● **Requirements**: Each line that follows should be printed again exactly as it stands.

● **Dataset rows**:
• • •

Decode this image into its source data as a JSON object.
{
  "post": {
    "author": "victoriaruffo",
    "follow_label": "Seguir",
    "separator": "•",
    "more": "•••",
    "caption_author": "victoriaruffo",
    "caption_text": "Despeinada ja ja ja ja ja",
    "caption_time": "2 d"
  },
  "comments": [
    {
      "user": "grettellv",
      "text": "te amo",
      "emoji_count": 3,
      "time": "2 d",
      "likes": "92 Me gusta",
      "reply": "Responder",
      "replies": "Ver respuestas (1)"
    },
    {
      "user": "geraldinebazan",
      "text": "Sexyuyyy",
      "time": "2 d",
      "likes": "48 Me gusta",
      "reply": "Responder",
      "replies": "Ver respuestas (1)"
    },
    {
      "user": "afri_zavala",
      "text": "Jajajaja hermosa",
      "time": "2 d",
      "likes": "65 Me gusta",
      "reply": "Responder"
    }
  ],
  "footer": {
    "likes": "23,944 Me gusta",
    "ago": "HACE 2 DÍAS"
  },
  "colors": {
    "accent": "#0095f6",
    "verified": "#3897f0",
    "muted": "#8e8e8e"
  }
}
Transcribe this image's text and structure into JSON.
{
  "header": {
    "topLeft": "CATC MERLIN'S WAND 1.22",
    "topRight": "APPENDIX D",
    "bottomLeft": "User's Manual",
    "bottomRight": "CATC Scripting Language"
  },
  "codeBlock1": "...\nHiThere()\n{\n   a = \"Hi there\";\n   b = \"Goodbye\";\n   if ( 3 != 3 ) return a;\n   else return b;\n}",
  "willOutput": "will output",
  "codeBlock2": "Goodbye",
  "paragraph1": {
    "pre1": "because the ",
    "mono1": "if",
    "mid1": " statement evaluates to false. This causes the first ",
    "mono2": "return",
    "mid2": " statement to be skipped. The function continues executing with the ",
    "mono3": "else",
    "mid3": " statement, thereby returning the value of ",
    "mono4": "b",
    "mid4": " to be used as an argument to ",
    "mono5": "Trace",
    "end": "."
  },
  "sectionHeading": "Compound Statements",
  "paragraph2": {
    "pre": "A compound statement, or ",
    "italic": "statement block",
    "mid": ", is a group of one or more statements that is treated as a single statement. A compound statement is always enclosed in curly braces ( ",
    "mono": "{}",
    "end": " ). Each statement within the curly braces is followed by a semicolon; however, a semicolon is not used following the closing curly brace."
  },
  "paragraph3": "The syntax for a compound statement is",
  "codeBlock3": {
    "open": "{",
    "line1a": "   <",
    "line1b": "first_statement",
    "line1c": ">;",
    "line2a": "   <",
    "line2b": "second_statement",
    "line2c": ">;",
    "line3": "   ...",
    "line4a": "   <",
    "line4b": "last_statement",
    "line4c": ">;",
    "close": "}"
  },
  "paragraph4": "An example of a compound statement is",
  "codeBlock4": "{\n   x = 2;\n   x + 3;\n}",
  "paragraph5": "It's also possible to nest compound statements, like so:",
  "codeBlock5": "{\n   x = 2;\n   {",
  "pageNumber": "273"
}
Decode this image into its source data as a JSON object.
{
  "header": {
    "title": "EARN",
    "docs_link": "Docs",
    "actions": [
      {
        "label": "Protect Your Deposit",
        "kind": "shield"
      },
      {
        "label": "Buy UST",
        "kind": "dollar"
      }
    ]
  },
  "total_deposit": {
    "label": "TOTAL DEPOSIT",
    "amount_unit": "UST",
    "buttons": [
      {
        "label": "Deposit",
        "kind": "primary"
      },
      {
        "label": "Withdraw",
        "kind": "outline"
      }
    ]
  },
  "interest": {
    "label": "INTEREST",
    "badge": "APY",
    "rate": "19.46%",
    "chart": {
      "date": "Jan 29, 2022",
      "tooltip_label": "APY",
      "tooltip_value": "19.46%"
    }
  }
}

• • •

● **Solution for this task**:
Decode this image into its source data as a JSON object.
{
  "post": {
    "author": "victoriaruffo",
    "follow_label": "Seguir",
    "separator": "•",
    "more": "•••",
    "caption_author": "victoriaruffo",
    "caption_text": "Despeinada ja ja ja ja ja",
    "caption_time": "2 d"
  },
  "comments": [
    {
      "user": "grettellv",
      "text": "te amo",
      "emoji_count": 3,
      "time": "2 d",
      "likes": "92 Me gusta",
      "reply": "Responder",
      "replies": "Ver respuestas (1)"
    },
    {
      "user": "geraldinebazan",
      "text": "Sexyuyyy",
      "time": "2 d",
      "likes": "48 Me gusta",
      "reply": "Responder",
      "replies": "Ver respuestas (1)"
    },
    {
      "user": "afri_zavala",
      "text": "Jajajaja hermosa",
      "time": "2 d",
      "likes": "65 Me gusta",
      "reply": "Responder"
    }
  ],
  "footer": {
    "likes": "23,944 Me gusta",
    "ago": "HACE 2 DÍAS"
  },
  "colors": {
    "accent": "#0095f6",
    "verified": "#3897f0",
    "muted": "#8e8e8e"
  }
}
Transcribe this image's text and structure into JSON.
{
  "header": {
    "topLeft": "CATC MERLIN'S WAND 1.22",
    "topRight": "APPENDIX D",
    "bottomLeft": "User's Manual",
    "bottomRight": "CATC Scripting Language"
  },
  "codeBlock1": "...\nHiThere()\n{\n   a = \"Hi there\";\n   b = \"Goodbye\";\n   if ( 3 != 3 ) return a;\n   else return b;\n}",
  "willOutput": "will output",
  "codeBlock2": "Goodbye",
  "paragraph1": {
    "pre1": "because the ",
    "mono1": "if",
    "mid1": " statement evaluates to false. This causes the first ",
    "mono2": "return",
    "mid2": " statement to be skipped. The function continues executing with the ",
    "mono3": "else",
    "mid3": " statement, thereby returning the value of ",
    "mono4": "b",
    "mid4": " to be used as an argument to ",
    "mono5": "Trace",
    "end": "."
  },
  "sectionHeading": "Compound Statements",
  "paragraph2": {
    "pre": "A compound statement, or ",
    "italic": "statement block",
    "mid": ", is a group of one or more statements that is treated as a single statement. A compound statement is always enclosed in curly braces ( ",
    "mono": "{}",
    "end": " ). Each statement within the curly braces is followed by a semicolon; however, a semicolon is not used following the closing curly brace."
  },
  "paragraph3": "The syntax for a compound statement is",
  "codeBlock3": {
    "open": "{",
    "line1a": "   <",
    "line1b": "first_statement",
    "line1c": ">;",
    "line2a": "   <",
    "line2b": "second_statement",
    "line2c": ">;",
    "line3": "   ...",
    "line4a": "   <",
    "line4b": "last_statement",
    "line4c": ">;",
    "close": "}"
  },
  "paragraph4": "An example of a compound statement is",
  "codeBlock4": "{\n   x = 2;\n   x + 3;\n}",
  "paragraph5": "It's also possible to nest compound statements, like so:",
  "codeBlock5": "{\n   x = 2;\n   {",
  "pageNumber": "273"
}
Decode this image into its source data as a JSON object.
{
  "header": {
    "title": "EARN",
    "docs_link": "Docs",
    "actions": [
      {
        "label": "Protect Your Deposit",
        "kind": "shield"
      },
      {
        "label": "Buy UST",
        "kind": "dollar"
      }
    ]
  },
  "total_deposit": {
    "label": "TOTAL DEPOSIT",
    "amount_unit": "UST",
    "buttons": [
      {
        "label": "Deposit",
        "kind": "primary"
      },
      {
        "label": "Withdraw",
        "kind": "outline"
      }
    ]
  },
  "interest": {
    "label": "INTEREST",
    "badge": "APY",
    "rate": "19.46%",
    "chart": {
      "date": "Jan 29, 2022",
      "tooltip_label": "APY",
      "tooltip_value": "19.46%"
    }
  }
}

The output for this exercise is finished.